Give the data below again, word for word.

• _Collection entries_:
%%
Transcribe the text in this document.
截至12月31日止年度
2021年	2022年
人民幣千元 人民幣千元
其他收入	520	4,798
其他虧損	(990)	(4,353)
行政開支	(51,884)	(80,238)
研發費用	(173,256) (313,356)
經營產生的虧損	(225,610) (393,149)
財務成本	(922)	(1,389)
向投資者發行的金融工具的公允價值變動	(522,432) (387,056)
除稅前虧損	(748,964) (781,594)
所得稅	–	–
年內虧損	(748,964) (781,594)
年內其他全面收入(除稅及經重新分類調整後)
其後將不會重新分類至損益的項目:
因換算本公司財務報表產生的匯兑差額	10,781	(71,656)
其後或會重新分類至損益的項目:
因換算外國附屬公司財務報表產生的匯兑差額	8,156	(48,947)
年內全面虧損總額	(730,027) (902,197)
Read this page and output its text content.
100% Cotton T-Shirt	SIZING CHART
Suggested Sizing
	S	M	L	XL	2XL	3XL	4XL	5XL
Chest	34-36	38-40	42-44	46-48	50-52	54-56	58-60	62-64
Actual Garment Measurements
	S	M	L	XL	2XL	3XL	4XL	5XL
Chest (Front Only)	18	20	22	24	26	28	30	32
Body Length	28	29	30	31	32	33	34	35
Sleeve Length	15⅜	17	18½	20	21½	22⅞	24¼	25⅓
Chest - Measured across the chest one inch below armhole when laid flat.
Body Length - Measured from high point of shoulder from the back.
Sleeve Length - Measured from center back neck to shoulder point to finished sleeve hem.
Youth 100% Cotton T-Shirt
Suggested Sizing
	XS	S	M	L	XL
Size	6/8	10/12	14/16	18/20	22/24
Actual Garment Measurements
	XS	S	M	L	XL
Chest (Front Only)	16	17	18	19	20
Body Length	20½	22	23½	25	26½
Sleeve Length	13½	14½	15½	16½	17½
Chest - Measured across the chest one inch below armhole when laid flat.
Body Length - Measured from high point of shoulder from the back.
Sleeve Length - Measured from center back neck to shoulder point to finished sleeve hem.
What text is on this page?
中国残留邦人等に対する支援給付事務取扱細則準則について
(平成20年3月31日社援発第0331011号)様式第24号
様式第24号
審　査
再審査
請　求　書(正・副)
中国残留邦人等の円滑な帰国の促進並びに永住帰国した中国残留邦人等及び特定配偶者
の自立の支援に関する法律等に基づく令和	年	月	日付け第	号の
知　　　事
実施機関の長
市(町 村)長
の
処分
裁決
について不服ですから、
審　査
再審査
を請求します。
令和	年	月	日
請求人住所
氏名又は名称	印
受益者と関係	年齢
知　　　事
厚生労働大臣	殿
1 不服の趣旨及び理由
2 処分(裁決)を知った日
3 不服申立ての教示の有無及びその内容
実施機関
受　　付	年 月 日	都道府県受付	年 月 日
%%
• _Complete output_:
Transcribe the text in this document.
截至12月31日止年度
2021年	2022年
人民幣千元 人民幣千元
其他收入	520	4,798
其他虧損	(990)	(4,353)
行政開支	(51,884)	(80,238)
研發費用	(173,256) (313,356)
經營產生的虧損	(225,610) (393,149)
財務成本	(922)	(1,389)
向投資者發行的金融工具的公允價值變動	(522,432) (387,056)
除稅前虧損	(748,964) (781,594)
所得稅	–	–
年內虧損	(748,964) (781,594)
年內其他全面收入(除稅及經重新分類調整後)
其後將不會重新分類至損益的項目:
因換算本公司財務報表產生的匯兑差額	10,781	(71,656)
其後或會重新分類至損益的項目:
因換算外國附屬公司財務報表產生的匯兑差額	8,156	(48,947)
年內全面虧損總額	(730,027) (902,197)
Read this page and output its text content.
100% Cotton T-Shirt	SIZING CHART
Suggested Sizing
	S	M	L	XL	2XL	3XL	4XL	5XL
Chest	34-36	38-40	42-44	46-48	50-52	54-56	58-60	62-64
Actual Garment Measurements
	S	M	L	XL	2XL	3XL	4XL	5XL
Chest (Front Only)	18	20	22	24	26	28	30	32
Body Length	28	29	30	31	32	33	34	35
Sleeve Length	15⅜	17	18½	20	21½	22⅞	24¼	25⅓
Chest - Measured across the chest one inch below armhole when laid flat.
Body Length - Measured from high point of shoulder from the back.
Sleeve Length - Measured from center back neck to shoulder point to finished sleeve hem.
Youth 100% Cotton T-Shirt
Suggested Sizing
	XS	S	M	L	XL
Size	6/8	10/12	14/16	18/20	22/24
Actual Garment Measurements
	XS	S	M	L	XL
Chest (Front Only)	16	17	18	19	20
Body Length	20½	22	23½	25	26½
Sleeve Length	13½	14½	15½	16½	17½
Chest - Measured across the chest one inch below armhole when laid flat.
Body Length - Measured from high point of shoulder from the back.
Sleeve Length - Measured from center back neck to shoulder point to finished sleeve hem.
What text is on this page?
中国残留邦人等に対する支援給付事務取扱細則準則について
(平成20年3月31日社援発第0331011号)様式第24号
様式第24号
審　査
再審査
請　求　書(正・副)
中国残留邦人等の円滑な帰国の促進並びに永住帰国した中国残留邦人等及び特定配偶者
の自立の支援に関する法律等に基づく令和	年	月	日付け第	号の
知　　　事
実施機関の長
市(町 村)長
の
処分
裁決
について不服ですから、
審　査
再審査
を請求します。
令和	年	月	日
請求人住所
氏名又は名称	印
受益者と関係	年齢
知　　　事
厚生労働大臣	殿
1 不服の趣旨及び理由
2 処分(裁決)を知った日
3 不服申立ての教示の有無及びその内容
実施機関
受　　付	年 月 日	都道府県受付	年 月 日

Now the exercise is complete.